_Entries:_

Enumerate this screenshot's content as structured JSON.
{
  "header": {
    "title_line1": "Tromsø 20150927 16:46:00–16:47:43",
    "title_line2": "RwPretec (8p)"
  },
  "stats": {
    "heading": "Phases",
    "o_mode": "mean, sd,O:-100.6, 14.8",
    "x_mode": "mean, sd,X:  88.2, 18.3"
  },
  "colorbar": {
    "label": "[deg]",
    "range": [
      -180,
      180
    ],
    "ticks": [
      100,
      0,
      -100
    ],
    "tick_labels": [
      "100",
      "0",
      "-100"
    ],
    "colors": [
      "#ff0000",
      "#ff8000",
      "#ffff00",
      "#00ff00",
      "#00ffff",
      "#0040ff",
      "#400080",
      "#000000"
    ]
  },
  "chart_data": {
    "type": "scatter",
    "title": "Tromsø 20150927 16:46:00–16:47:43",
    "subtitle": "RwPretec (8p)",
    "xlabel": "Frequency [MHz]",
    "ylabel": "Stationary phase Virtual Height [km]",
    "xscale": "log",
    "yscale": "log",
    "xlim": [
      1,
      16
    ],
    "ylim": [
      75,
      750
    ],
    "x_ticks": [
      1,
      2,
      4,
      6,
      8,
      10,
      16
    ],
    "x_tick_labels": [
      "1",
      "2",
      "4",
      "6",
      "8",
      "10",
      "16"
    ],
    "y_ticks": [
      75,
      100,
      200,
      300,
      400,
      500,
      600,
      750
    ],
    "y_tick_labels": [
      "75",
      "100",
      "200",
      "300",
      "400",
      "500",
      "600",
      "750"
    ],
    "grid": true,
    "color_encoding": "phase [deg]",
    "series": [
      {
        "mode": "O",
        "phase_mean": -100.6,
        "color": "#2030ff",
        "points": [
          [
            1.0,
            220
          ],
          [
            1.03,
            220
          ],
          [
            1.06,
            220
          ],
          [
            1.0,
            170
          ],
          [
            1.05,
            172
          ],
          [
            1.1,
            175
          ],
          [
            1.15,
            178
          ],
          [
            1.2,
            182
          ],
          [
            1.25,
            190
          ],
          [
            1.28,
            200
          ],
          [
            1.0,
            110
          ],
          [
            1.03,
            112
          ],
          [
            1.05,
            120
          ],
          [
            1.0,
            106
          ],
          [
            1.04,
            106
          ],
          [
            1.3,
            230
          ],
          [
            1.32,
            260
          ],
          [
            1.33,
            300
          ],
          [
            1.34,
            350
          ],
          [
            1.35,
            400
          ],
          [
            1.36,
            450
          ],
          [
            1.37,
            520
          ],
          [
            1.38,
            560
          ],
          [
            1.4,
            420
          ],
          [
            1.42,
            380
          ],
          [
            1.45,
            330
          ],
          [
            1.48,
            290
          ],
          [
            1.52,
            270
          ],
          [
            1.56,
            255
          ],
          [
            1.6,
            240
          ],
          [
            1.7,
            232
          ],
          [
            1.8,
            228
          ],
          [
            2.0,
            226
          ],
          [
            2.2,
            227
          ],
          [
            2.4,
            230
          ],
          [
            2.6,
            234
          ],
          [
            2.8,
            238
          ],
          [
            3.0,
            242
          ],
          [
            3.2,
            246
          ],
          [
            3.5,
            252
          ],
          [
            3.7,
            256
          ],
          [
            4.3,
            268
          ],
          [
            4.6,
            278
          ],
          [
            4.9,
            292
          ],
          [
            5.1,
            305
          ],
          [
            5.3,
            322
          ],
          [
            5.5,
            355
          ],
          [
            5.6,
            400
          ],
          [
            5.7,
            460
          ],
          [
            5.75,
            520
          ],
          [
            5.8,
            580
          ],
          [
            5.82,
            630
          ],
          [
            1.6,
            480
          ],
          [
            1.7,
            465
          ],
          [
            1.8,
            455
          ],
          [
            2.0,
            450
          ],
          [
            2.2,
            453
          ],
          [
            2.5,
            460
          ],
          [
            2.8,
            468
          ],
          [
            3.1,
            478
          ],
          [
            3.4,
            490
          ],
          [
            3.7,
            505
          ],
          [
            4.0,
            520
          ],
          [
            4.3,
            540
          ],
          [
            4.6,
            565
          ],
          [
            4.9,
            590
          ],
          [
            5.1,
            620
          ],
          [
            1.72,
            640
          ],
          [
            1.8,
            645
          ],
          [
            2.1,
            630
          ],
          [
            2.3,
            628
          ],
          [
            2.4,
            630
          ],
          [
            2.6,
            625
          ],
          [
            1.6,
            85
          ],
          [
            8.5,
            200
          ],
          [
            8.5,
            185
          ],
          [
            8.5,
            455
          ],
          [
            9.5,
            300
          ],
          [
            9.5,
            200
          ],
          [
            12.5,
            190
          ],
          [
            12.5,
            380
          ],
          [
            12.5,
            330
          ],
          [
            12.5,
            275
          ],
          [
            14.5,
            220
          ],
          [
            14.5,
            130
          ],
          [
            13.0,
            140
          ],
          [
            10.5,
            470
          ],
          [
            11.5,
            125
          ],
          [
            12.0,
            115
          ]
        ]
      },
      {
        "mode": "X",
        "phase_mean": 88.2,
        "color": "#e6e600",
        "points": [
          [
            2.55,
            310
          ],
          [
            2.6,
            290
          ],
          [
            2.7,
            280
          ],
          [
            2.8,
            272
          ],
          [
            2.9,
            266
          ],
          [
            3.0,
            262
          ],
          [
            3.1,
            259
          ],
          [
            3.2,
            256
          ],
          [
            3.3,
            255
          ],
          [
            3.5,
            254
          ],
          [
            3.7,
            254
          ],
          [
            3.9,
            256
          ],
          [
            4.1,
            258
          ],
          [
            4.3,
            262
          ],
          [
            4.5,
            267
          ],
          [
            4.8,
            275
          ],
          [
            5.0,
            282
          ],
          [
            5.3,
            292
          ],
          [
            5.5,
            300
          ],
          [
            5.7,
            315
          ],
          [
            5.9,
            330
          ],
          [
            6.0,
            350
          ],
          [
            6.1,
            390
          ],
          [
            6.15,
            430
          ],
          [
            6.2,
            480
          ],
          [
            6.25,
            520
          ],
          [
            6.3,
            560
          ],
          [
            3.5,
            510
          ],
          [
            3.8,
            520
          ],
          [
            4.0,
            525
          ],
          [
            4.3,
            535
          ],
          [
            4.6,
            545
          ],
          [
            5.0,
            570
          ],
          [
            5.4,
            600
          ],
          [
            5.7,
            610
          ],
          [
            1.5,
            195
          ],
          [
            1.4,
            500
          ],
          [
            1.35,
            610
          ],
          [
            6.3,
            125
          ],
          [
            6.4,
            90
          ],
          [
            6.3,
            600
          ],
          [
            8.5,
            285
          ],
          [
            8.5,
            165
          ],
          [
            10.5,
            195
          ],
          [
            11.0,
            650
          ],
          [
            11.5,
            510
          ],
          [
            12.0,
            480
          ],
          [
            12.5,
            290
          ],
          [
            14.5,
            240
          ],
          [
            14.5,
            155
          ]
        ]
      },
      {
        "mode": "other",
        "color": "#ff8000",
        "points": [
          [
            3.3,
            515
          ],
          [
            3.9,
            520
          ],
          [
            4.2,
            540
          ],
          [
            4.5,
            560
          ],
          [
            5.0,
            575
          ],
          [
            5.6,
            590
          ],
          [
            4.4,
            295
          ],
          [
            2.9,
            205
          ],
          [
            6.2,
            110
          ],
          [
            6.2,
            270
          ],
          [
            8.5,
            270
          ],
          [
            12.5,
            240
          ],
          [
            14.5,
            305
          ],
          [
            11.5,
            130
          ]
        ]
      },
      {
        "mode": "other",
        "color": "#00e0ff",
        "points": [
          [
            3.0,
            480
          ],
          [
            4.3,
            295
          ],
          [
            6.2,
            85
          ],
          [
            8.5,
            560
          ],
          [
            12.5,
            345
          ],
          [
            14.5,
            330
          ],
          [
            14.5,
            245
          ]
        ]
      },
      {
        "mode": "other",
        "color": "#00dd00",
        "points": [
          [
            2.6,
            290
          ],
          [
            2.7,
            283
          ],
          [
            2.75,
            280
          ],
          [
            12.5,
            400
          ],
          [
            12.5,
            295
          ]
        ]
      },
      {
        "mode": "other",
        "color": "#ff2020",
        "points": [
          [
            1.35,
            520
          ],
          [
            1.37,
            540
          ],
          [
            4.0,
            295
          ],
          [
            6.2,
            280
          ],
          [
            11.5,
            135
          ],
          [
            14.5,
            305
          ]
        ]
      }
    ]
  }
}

_Direction:_
The answer is a single number: how many lines include the word "Tromsø"?

_Task solution:_
2